◆ Exercise input:

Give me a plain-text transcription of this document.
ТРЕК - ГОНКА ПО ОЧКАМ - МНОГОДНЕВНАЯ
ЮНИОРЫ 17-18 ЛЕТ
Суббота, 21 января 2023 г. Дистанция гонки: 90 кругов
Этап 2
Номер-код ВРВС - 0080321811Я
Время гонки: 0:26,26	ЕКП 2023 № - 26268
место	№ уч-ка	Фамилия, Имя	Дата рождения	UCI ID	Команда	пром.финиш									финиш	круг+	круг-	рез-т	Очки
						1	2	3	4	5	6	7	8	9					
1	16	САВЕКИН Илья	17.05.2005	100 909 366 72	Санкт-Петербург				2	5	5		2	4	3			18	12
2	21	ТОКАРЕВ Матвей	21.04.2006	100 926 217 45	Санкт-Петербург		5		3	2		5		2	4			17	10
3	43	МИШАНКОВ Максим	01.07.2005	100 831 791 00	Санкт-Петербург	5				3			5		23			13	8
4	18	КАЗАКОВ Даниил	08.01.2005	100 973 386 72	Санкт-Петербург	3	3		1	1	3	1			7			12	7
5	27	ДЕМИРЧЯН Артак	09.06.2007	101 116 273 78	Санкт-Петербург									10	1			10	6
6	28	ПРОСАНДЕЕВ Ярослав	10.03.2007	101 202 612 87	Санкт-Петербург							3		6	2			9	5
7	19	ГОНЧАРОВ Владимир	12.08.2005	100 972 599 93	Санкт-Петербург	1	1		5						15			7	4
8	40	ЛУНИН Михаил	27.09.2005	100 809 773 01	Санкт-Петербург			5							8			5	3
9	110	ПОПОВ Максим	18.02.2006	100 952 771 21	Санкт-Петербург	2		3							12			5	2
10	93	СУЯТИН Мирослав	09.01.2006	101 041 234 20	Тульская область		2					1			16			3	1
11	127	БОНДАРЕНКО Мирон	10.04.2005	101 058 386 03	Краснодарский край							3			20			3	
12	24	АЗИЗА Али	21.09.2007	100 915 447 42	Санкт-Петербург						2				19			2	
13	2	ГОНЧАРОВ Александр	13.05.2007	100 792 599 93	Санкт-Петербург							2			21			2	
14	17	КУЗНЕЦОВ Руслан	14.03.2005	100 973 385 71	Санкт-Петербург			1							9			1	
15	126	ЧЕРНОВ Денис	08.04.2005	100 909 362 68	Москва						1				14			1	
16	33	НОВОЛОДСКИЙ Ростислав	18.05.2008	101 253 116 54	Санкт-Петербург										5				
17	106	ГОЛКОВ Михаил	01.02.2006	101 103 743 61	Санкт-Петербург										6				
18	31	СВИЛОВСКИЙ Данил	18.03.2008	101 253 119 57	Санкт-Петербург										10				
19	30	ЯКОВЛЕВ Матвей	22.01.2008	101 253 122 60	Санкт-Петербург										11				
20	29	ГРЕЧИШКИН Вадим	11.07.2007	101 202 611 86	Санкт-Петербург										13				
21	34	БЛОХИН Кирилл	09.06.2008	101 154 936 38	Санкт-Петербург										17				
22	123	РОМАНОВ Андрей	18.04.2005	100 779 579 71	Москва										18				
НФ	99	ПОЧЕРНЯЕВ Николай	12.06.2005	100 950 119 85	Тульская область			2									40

◆ Problem statement: Copy all lines from the material that include "Михаил".

◆ Answer in full:
8	40	ЛУНИН Михаил	27.09.2005	100 809 773 01	Санкт-Петербург			5							8			5	3
17	106	ГОЛКОВ Михаил	01.02.2006	101 103 743 61	Санкт-Петербург										6				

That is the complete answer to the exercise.